# RAW RECORDS:

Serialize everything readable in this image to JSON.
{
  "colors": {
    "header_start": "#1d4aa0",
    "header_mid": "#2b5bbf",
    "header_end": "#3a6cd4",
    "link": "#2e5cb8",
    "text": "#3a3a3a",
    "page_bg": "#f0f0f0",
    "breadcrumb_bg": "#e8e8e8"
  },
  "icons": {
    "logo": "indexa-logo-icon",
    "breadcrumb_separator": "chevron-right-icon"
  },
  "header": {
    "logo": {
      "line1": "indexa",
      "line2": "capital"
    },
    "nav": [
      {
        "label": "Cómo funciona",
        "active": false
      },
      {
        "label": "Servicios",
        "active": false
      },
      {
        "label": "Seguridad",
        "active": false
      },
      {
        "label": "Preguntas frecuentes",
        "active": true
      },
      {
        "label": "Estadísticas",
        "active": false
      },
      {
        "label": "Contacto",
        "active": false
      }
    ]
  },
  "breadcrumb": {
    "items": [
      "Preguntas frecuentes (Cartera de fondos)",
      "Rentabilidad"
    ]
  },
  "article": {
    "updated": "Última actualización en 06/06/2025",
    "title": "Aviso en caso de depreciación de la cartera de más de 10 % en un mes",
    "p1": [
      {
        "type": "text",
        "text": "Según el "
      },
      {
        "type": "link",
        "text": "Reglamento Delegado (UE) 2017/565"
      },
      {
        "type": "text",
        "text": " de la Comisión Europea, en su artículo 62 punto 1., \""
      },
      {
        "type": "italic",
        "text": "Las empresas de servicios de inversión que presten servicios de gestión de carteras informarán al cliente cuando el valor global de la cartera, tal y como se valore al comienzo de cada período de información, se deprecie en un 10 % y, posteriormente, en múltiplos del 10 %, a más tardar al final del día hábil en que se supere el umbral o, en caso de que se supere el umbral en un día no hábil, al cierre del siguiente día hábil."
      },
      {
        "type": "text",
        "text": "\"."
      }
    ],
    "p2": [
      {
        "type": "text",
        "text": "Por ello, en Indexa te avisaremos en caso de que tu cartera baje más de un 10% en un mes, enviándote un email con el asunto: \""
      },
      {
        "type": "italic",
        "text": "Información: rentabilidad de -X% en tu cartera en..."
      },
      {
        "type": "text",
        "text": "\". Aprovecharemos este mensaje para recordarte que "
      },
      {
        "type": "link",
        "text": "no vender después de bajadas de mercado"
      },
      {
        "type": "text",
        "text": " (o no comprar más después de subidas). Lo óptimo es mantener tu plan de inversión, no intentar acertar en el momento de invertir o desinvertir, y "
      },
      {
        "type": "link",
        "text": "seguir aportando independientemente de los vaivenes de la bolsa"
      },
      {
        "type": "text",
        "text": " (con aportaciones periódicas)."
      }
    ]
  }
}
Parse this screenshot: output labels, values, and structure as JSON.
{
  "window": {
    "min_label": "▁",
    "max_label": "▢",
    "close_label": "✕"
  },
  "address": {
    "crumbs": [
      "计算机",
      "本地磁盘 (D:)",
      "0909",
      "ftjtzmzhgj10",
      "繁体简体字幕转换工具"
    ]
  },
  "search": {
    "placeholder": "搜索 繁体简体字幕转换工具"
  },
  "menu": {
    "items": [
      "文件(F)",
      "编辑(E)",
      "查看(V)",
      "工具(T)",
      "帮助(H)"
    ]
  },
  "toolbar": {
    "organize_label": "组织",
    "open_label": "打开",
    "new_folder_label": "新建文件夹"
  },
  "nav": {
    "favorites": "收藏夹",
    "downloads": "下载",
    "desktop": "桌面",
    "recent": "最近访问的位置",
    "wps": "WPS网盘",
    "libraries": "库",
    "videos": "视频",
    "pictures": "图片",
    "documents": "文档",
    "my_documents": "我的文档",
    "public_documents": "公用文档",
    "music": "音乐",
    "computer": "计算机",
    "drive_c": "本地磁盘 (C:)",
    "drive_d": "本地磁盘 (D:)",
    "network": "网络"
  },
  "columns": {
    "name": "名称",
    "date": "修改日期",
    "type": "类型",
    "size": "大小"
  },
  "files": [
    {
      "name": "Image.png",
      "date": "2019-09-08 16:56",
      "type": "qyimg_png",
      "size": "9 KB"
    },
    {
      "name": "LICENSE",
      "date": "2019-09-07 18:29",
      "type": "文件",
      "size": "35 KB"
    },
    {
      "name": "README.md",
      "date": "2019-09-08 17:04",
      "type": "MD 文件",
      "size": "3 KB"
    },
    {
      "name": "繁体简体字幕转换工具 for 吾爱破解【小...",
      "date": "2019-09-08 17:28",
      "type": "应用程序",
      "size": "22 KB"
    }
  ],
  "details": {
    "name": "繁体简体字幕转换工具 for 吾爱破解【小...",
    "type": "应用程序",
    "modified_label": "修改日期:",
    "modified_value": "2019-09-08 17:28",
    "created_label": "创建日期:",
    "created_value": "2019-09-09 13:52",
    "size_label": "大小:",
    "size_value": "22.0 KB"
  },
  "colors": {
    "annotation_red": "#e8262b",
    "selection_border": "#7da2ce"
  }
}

# GOAL OF THE EXERCISE:
Provide only the number of lines in the entries that hold the word "Preguntas".

# REPLY TO THE EXERCISE:
2